### Supplied information
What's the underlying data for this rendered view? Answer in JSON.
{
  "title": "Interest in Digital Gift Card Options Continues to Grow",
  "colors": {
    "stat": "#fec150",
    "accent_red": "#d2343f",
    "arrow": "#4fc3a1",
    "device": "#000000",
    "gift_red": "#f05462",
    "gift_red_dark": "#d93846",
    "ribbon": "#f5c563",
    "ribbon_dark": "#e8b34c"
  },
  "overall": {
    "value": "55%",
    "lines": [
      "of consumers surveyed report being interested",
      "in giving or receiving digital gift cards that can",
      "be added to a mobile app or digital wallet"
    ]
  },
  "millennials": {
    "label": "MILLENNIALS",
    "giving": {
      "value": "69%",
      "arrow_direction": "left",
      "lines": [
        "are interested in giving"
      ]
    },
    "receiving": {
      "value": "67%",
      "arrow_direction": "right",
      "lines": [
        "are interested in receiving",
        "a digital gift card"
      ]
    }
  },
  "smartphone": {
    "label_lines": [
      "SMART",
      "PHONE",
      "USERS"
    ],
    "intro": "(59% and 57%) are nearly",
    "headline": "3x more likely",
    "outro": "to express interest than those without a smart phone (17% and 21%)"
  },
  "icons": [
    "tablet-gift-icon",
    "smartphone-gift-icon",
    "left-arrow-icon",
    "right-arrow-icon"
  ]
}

### What needs to be done
Type the material above out again, exactly.

### Reply
What's the underlying data for this rendered view? Answer in JSON.
{
  "title": "Interest in Digital Gift Card Options Continues to Grow",
  "colors": {
    "stat": "#fec150",
    "accent_red": "#d2343f",
    "arrow": "#4fc3a1",
    "device": "#000000",
    "gift_red": "#f05462",
    "gift_red_dark": "#d93846",
    "ribbon": "#f5c563",
    "ribbon_dark": "#e8b34c"
  },
  "overall": {
    "value": "55%",
    "lines": [
      "of consumers surveyed report being interested",
      "in giving or receiving digital gift cards that can",
      "be added to a mobile app or digital wallet"
    ]
  },
  "millennials": {
    "label": "MILLENNIALS",
    "giving": {
      "value": "69%",
      "arrow_direction": "left",
      "lines": [
        "are interested in giving"
      ]
    },
    "receiving": {
      "value": "67%",
      "arrow_direction": "right",
      "lines": [
        "are interested in receiving",
        "a digital gift card"
      ]
    }
  },
  "smartphone": {
    "label_lines": [
      "SMART",
      "PHONE",
      "USERS"
    ],
    "intro": "(59% and 57%) are nearly",
    "headline": "3x more likely",
    "outro": "to express interest than those without a smart phone (17% and 21%)"
  },
  "icons": [
    "tablet-gift-icon",
    "smartphone-gift-icon",
    "left-arrow-icon",
    "right-arrow-icon"
  ]
}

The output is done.